STATED PROBLEM: Extract the full set of records, then give each one again exactly.

DATA SECTION:
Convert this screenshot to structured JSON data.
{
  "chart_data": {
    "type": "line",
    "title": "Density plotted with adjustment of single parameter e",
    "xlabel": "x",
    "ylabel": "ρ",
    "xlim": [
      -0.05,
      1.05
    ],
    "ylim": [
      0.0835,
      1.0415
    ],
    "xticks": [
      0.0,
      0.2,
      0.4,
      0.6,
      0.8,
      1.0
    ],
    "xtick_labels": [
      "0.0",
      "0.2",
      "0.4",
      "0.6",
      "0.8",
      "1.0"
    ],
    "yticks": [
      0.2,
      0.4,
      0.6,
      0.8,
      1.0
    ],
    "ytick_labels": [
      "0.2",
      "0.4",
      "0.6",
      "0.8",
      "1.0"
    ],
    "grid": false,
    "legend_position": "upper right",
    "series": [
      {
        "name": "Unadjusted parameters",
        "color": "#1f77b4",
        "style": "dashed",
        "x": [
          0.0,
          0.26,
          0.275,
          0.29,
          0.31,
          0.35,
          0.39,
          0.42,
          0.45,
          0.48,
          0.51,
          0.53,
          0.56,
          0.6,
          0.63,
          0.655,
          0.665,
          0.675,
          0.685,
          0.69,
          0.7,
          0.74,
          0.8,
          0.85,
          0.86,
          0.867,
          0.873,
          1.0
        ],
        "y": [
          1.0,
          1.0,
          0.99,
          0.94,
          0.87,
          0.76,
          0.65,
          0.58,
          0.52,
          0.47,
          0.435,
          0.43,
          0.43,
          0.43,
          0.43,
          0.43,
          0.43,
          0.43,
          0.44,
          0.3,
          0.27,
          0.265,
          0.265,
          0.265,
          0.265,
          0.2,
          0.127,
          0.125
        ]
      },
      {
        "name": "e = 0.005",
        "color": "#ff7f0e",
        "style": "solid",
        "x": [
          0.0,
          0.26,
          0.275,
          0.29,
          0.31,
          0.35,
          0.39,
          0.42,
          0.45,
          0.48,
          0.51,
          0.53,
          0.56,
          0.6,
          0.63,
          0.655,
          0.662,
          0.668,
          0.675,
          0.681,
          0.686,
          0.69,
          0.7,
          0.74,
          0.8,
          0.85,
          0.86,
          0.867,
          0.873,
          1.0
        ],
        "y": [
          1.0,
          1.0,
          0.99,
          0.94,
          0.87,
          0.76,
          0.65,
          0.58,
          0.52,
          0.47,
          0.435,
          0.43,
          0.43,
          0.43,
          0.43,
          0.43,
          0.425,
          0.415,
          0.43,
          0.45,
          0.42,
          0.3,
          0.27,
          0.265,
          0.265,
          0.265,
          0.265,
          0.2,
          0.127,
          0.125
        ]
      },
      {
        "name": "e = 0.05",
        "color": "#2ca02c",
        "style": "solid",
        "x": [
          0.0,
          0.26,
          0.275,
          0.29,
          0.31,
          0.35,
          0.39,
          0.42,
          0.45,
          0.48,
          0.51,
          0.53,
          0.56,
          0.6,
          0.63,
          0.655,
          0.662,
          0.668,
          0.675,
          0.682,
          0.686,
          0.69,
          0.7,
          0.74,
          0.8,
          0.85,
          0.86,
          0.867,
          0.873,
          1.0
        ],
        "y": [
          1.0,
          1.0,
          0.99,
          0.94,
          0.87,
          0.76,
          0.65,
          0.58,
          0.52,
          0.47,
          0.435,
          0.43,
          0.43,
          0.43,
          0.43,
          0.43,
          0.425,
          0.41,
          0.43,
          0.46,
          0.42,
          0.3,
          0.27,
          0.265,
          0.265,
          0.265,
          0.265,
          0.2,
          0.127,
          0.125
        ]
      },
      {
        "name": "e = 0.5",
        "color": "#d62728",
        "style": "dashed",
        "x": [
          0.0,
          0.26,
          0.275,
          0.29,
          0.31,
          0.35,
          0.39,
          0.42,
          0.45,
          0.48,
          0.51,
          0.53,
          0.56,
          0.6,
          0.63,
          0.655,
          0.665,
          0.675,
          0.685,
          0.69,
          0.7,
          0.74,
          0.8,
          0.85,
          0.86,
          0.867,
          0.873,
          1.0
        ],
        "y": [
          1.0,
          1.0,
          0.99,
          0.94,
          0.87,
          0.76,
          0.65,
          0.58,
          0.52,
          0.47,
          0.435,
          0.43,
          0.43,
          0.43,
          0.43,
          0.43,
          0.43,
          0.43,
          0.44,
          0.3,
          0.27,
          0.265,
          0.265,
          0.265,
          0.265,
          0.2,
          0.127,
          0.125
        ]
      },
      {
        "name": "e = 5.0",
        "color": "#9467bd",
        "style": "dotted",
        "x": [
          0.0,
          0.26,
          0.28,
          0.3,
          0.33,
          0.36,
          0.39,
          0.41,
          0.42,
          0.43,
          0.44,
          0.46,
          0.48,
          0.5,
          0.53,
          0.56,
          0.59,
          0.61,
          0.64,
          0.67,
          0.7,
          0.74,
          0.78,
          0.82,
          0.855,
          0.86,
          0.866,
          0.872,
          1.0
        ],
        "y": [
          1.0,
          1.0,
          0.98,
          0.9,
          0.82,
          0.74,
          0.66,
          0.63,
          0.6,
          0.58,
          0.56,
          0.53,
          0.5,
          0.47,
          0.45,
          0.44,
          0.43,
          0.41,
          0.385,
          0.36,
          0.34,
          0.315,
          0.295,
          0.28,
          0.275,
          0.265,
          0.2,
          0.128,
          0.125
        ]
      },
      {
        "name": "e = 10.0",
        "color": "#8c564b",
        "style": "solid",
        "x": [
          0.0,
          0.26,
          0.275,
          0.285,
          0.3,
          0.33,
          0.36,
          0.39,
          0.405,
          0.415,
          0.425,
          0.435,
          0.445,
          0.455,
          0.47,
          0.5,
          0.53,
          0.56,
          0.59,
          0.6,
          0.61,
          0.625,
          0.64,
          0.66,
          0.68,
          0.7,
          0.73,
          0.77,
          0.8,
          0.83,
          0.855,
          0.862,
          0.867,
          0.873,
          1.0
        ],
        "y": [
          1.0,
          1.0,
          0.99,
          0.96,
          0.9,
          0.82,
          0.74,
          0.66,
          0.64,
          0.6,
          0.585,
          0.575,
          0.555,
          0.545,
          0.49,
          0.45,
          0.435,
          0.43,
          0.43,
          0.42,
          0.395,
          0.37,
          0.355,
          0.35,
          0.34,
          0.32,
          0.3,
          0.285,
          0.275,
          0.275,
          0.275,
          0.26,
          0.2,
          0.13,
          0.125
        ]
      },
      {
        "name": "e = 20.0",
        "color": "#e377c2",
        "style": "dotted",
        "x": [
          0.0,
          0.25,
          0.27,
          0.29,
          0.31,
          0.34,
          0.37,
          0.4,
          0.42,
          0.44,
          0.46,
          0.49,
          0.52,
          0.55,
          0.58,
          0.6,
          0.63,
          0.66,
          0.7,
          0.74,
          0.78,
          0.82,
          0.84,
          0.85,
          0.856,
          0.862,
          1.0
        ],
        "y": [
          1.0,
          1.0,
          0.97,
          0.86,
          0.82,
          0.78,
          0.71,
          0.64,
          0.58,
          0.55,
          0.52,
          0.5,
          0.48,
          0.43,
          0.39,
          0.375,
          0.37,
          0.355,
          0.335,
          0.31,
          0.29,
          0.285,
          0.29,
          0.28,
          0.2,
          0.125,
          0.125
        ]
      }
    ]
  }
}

EXERCISE RESULT:
Convert this screenshot to structured JSON data.
{
  "chart_data": {
    "type": "line",
    "title": "Density plotted with adjustment of single parameter e",
    "xlabel": "x",
    "ylabel": "ρ",
    "xlim": [
      -0.05,
      1.05
    ],
    "ylim": [
      0.0835,
      1.0415
    ],
    "xticks": [
      0.0,
      0.2,
      0.4,
      0.6,
      0.8,
      1.0
    ],
    "xtick_labels": [
      "0.0",
      "0.2",
      "0.4",
      "0.6",
      "0.8",
      "1.0"
    ],
    "yticks": [
      0.2,
      0.4,
      0.6,
      0.8,
      1.0
    ],
    "ytick_labels": [
      "0.2",
      "0.4",
      "0.6",
      "0.8",
      "1.0"
    ],
    "grid": false,
    "legend_position": "upper right",
    "series": [
      {
        "name": "Unadjusted parameters",
        "color": "#1f77b4",
        "style": "dashed",
        "x": [
          0.0,
          0.26,
          0.275,
          0.29,
          0.31,
          0.35,
          0.39,
          0.42,
          0.45,
          0.48,
          0.51,
          0.53,
          0.56,
          0.6,
          0.63,
          0.655,
          0.665,
          0.675,
          0.685,
          0.69,
          0.7,
          0.74,
          0.8,
          0.85,
          0.86,
          0.867,
          0.873,
          1.0
        ],
        "y": [
          1.0,
          1.0,
          0.99,
          0.94,
          0.87,
          0.76,
          0.65,
          0.58,
          0.52,
          0.47,
          0.435,
          0.43,
          0.43,
          0.43,
          0.43,
          0.43,
          0.43,
          0.43,
          0.44,
          0.3,
          0.27,
          0.265,
          0.265,
          0.265,
          0.265,
          0.2,
          0.127,
          0.125
        ]
      },
      {
        "name": "e = 0.005",
        "color": "#ff7f0e",
        "style": "solid",
        "x": [
          0.0,
          0.26,
          0.275,
          0.29,
          0.31,
          0.35,
          0.39,
          0.42,
          0.45,
          0.48,
          0.51,
          0.53,
          0.56,
          0.6,
          0.63,
          0.655,
          0.662,
          0.668,
          0.675,
          0.681,
          0.686,
          0.69,
          0.7,
          0.74,
          0.8,
          0.85,
          0.86,
          0.867,
          0.873,
          1.0
        ],
        "y": [
          1.0,
          1.0,
          0.99,
          0.94,
          0.87,
          0.76,
          0.65,
          0.58,
          0.52,
          0.47,
          0.435,
          0.43,
          0.43,
          0.43,
          0.43,
          0.43,
          0.425,
          0.415,
          0.43,
          0.45,
          0.42,
          0.3,
          0.27,
          0.265,
          0.265,
          0.265,
          0.265,
          0.2,
          0.127,
          0.125
        ]
      },
      {
        "name": "e = 0.05",
        "color": "#2ca02c",
        "style": "solid",
        "x": [
          0.0,
          0.26,
          0.275,
          0.29,
          0.31,
          0.35,
          0.39,
          0.42,
          0.45,
          0.48,
          0.51,
          0.53,
          0.56,
          0.6,
          0.63,
          0.655,
          0.662,
          0.668,
          0.675,
          0.682,
          0.686,
          0.69,
          0.7,
          0.74,
          0.8,
          0.85,
          0.86,
          0.867,
          0.873,
          1.0
        ],
        "y": [
          1.0,
          1.0,
          0.99,
          0.94,
          0.87,
          0.76,
          0.65,
          0.58,
          0.52,
          0.47,
          0.435,
          0.43,
          0.43,
          0.43,
          0.43,
          0.43,
          0.425,
          0.41,
          0.43,
          0.46,
          0.42,
          0.3,
          0.27,
          0.265,
          0.265,
          0.265,
          0.265,
          0.2,
          0.127,
          0.125
        ]
      },
      {
        "name": "e = 0.5",
        "color": "#d62728",
        "style": "dashed",
        "x": [
          0.0,
          0.26,
          0.275,
          0.29,
          0.31,
          0.35,
          0.39,
          0.42,
          0.45,
          0.48,
          0.51,
          0.53,
          0.56,
          0.6,
          0.63,
          0.655,
          0.665,
          0.675,
          0.685,
          0.69,
          0.7,
          0.74,
          0.8,
          0.85,
          0.86,
          0.867,
          0.873,
          1.0
        ],
        "y": [
          1.0,
          1.0,
          0.99,
          0.94,
          0.87,
          0.76,
          0.65,
          0.58,
          0.52,
          0.47,
          0.435,
          0.43,
          0.43,
          0.43,
          0.43,
          0.43,
          0.43,
          0.43,
          0.44,
          0.3,
          0.27,
          0.265,
          0.265,
          0.265,
          0.265,
          0.2,
          0.127,
          0.125
        ]
      },
      {
        "name": "e = 5.0",
        "color": "#9467bd",
        "style": "dotted",
        "x": [
          0.0,
          0.26,
          0.28,
          0.3,
          0.33,
          0.36,
          0.39,
          0.41,
          0.42,
          0.43,
          0.44,
          0.46,
          0.48,
          0.5,
          0.53,
          0.56,
          0.59,
          0.61,
          0.64,
          0.67,
          0.7,
          0.74,
          0.78,
          0.82,
          0.855,
          0.86,
          0.866,
          0.872,
          1.0
        ],
        "y": [
          1.0,
          1.0,
          0.98,
          0.9,
          0.82,
          0.74,
          0.66,
          0.63,
          0.6,
          0.58,
          0.56,
          0.53,
          0.5,
          0.47,
          0.45,
          0.44,
          0.43,
          0.41,
          0.385,
          0.36,
          0.34,
          0.315,
          0.295,
          0.28,
          0.275,
          0.265,
          0.2,
          0.128,
          0.125
        ]
      },
      {
        "name": "e = 10.0",
        "color": "#8c564b",
        "style": "solid",
        "x": [
          0.0,
          0.26,
          0.275,
          0.285,
          0.3,
          0.33,
          0.36,
          0.39,
          0.405,
          0.415,
          0.425,
          0.435,
          0.445,
          0.455,
          0.47,
          0.5,
          0.53,
          0.56,
          0.59,
          0.6,
          0.61,
          0.625,
          0.64,
          0.66,
          0.68,
          0.7,
          0.73,
          0.77,
          0.8,
          0.83,
          0.855,
          0.862,
          0.867,
          0.873,
          1.0
        ],
        "y": [
          1.0,
          1.0,
          0.99,
          0.96,
          0.9,
          0.82,
          0.74,
          0.66,
          0.64,
          0.6,
          0.585,
          0.575,
          0.555,
          0.545,
          0.49,
          0.45,
          0.435,
          0.43,
          0.43,
          0.42,
          0.395,
          0.37,
          0.355,
          0.35,
          0.34,
          0.32,
          0.3,
          0.285,
          0.275,
          0.275,
          0.275,
          0.26,
          0.2,
          0.13,
          0.125
        ]
      },
      {
        "name": "e = 20.0",
        "color": "#e377c2",
        "style": "dotted",
        "x": [
          0.0,
          0.25,
          0.27,
          0.29,
          0.31,
          0.34,
          0.37,
          0.4,
          0.42,
          0.44,
          0.46,
          0.49,
          0.52,
          0.55,
          0.58,
          0.6,
          0.63,
          0.66,
          0.7,
          0.74,
          0.78,
          0.82,
          0.84,
          0.85,
          0.856,
          0.862,
          1.0
        ],
        "y": [
          1.0,
          1.0,
          0.97,
          0.86,
          0.82,
          0.78,
          0.71,
          0.64,
          0.58,
          0.55,
          0.52,
          0.5,
          0.48,
          0.43,
          0.39,
          0.375,
          0.37,
          0.355,
          0.335,
          0.31,
          0.29,
          0.285,
          0.29,
          0.28,
          0.2,
          0.125,
          0.125
        ]
      }
    ]
  }
}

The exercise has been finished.